Input records.
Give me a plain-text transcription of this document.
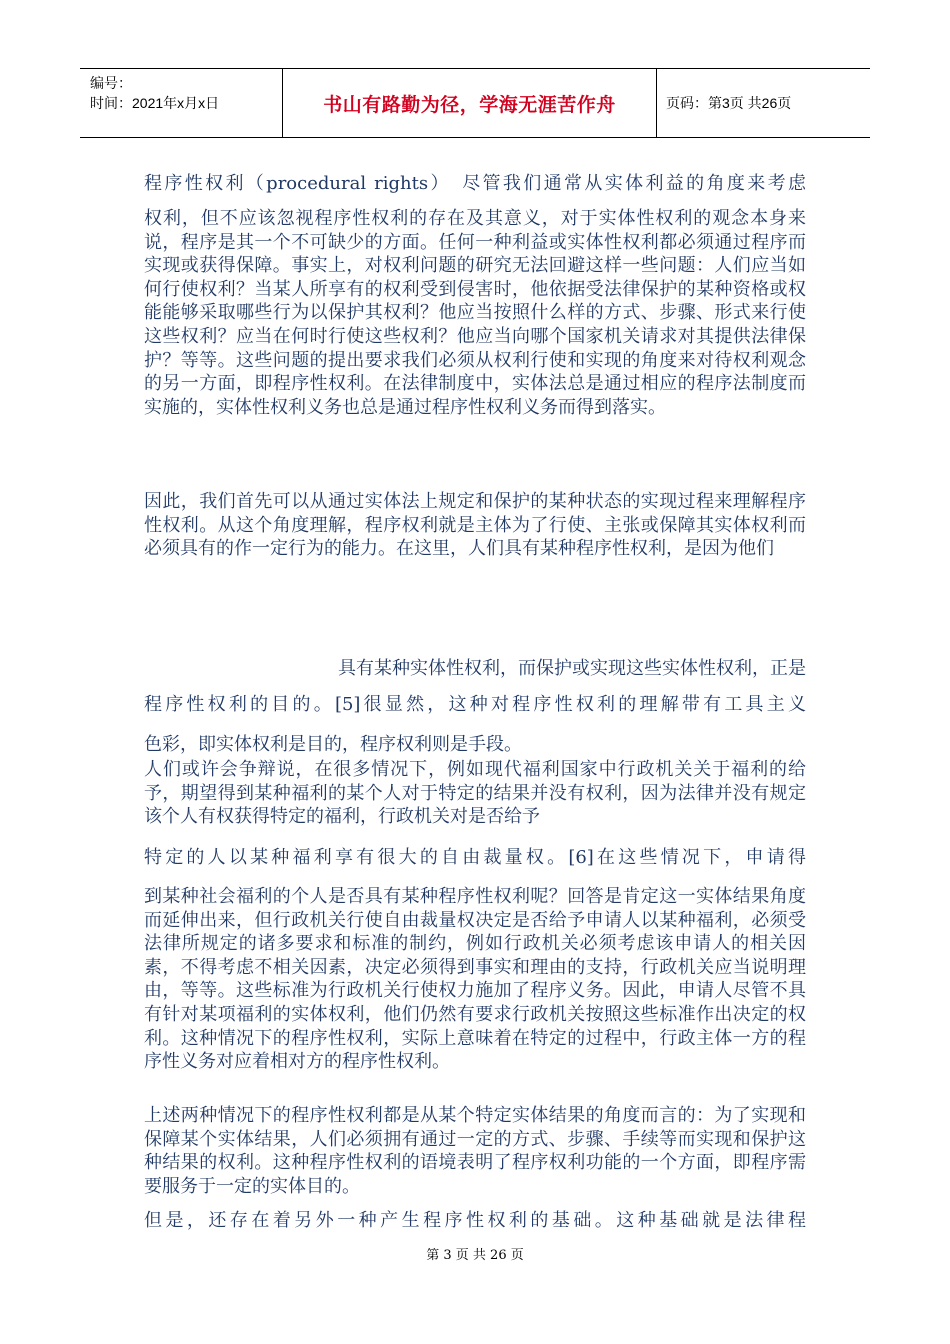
编号：
时间：2021年x月x日	书山有路勤为径，学海无涯苦作舟	页码：第3页 共26页

程序性权利（procedural rights）　尽管我们通常从实体利益的角度来考虑

权利，但不应该忽视程序性权利的存在及其意义，对于实体性权利的观念本身来说，程序是其一个不可缺少的方面。任何一种利益或实体性权利都必须通过程序而实现或获得保障。事实上，对权利问题的研究无法回避这样一些问题：人们应当如何行使权利？当某人所享有的权利受到侵害时，他依据受法律保护的某种资格或权能能够采取哪些行为以保护其权利？他应当按照什么样的方式、步骤、形式来行使这些权利？应当在何时行使这些权利？他应当向哪个国家机关请求对其提供法律保护？等等。这些问题的提出要求我们必须从权利行使和实现的角度来对待权利观念的另一方面，即程序性权利。在法律制度中，实体法总是通过相应的程序法制度而实施的，实体性权利义务也总是通过程序性权利义务而得到落实。

因此，我们首先可以从通过实体法上规定和保护的某种状态的实现过程来理解程序性权利。从这个角度理解，程序权利就是主体为了行使、主张或保障其实体权利而必须具有的作一定行为的能力。在这里，人们具有某种程序性权利，是因为他们

具有某种实体性权利，而保护或实现这些实体性权利，正是

程序性权利的目的。[5]很显然，这种对程序性权利的理解带有工具主义

色彩，即实体权利是目的，程序权利则是手段。

人们或许会争辩说，在很多情况下，例如现代福利国家中行政机关关于福利的给予，期望得到某种福利的某个人对于特定的结果并没有权利，因为法律并没有规定该个人有权获得特定的福利，行政机关对是否给予

特定的人以某种福利享有很大的自由裁量权。[6]在这些情况下，申请得

到某种社会福利的个人是否具有某种程序性权利呢？回答是肯定这一实体结果角度而延伸出来，但行政机关行使自由裁量权决定是否给予申请人以某种福利，必须受法律所规定的诸多要求和标准的制约，例如行政机关必须考虑该申请人的相关因素，不得考虑不相关因素，决定必须得到事实和理由的支持，行政机关应当说明理由，等等。这些标准为行政机关行使权力施加了程序义务。因此，申请人尽管不具有针对某项福利的实体权利，他们仍然有要求行政机关按照这些标准作出决定的权利。这种情况下的程序性权利，实际上意味着在特定的过程中，行政主体一方的程序性义务对应着相对方的程序性权利。

上述两种情况下的程序性权利都是从某个特定实体结果的角度而言的：为了实现和保障某个实体结果，人们必须拥有通过一定的方式、步骤、手续等而实现和保护这种结果的权利。这种程序性权利的语境表明了程序权利功能的一个方面，即程序需要服务于一定的实体目的。

但是，还存在着另外一种产生程序性权利的基础。这种基础就是法律程

第 3 页 共 26 页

Exercise task.
Go through the listing above and write it all out exactly, leaving out any picture.

Complete answer.
Give me a plain-text transcription of this document.
编号：
时间：2021年x月x日	书山有路勤为径，学海无涯苦作舟	页码：第3页 共26页

程序性权利（procedural rights）　尽管我们通常从实体利益的角度来考虑

权利，但不应该忽视程序性权利的存在及其意义，对于实体性权利的观念本身来说，程序是其一个不可缺少的方面。任何一种利益或实体性权利都必须通过程序而实现或获得保障。事实上，对权利问题的研究无法回避这样一些问题：人们应当如何行使权利？当某人所享有的权利受到侵害时，他依据受法律保护的某种资格或权能能够采取哪些行为以保护其权利？他应当按照什么样的方式、步骤、形式来行使这些权利？应当在何时行使这些权利？他应当向哪个国家机关请求对其提供法律保护？等等。这些问题的提出要求我们必须从权利行使和实现的角度来对待权利观念的另一方面，即程序性权利。在法律制度中，实体法总是通过相应的程序法制度而实施的，实体性权利义务也总是通过程序性权利义务而得到落实。

因此，我们首先可以从通过实体法上规定和保护的某种状态的实现过程来理解程序性权利。从这个角度理解，程序权利就是主体为了行使、主张或保障其实体权利而必须具有的作一定行为的能力。在这里，人们具有某种程序性权利，是因为他们

具有某种实体性权利，而保护或实现这些实体性权利，正是

程序性权利的目的。[5]很显然，这种对程序性权利的理解带有工具主义

色彩，即实体权利是目的，程序权利则是手段。

人们或许会争辩说，在很多情况下，例如现代福利国家中行政机关关于福利的给予，期望得到某种福利的某个人对于特定的结果并没有权利，因为法律并没有规定该个人有权获得特定的福利，行政机关对是否给予

特定的人以某种福利享有很大的自由裁量权。[6]在这些情况下，申请得

到某种社会福利的个人是否具有某种程序性权利呢？回答是肯定这一实体结果角度而延伸出来，但行政机关行使自由裁量权决定是否给予申请人以某种福利，必须受法律所规定的诸多要求和标准的制约，例如行政机关必须考虑该申请人的相关因素，不得考虑不相关因素，决定必须得到事实和理由的支持，行政机关应当说明理由，等等。这些标准为行政机关行使权力施加了程序义务。因此，申请人尽管不具有针对某项福利的实体权利，他们仍然有要求行政机关按照这些标准作出决定的权利。这种情况下的程序性权利，实际上意味着在特定的过程中，行政主体一方的程序性义务对应着相对方的程序性权利。

上述两种情况下的程序性权利都是从某个特定实体结果的角度而言的：为了实现和保障某个实体结果，人们必须拥有通过一定的方式、步骤、手续等而实现和保护这种结果的权利。这种程序性权利的语境表明了程序权利功能的一个方面，即程序需要服务于一定的实体目的。

但是，还存在着另外一种产生程序性权利的基础。这种基础就是法律程

第 3 页 共 26 页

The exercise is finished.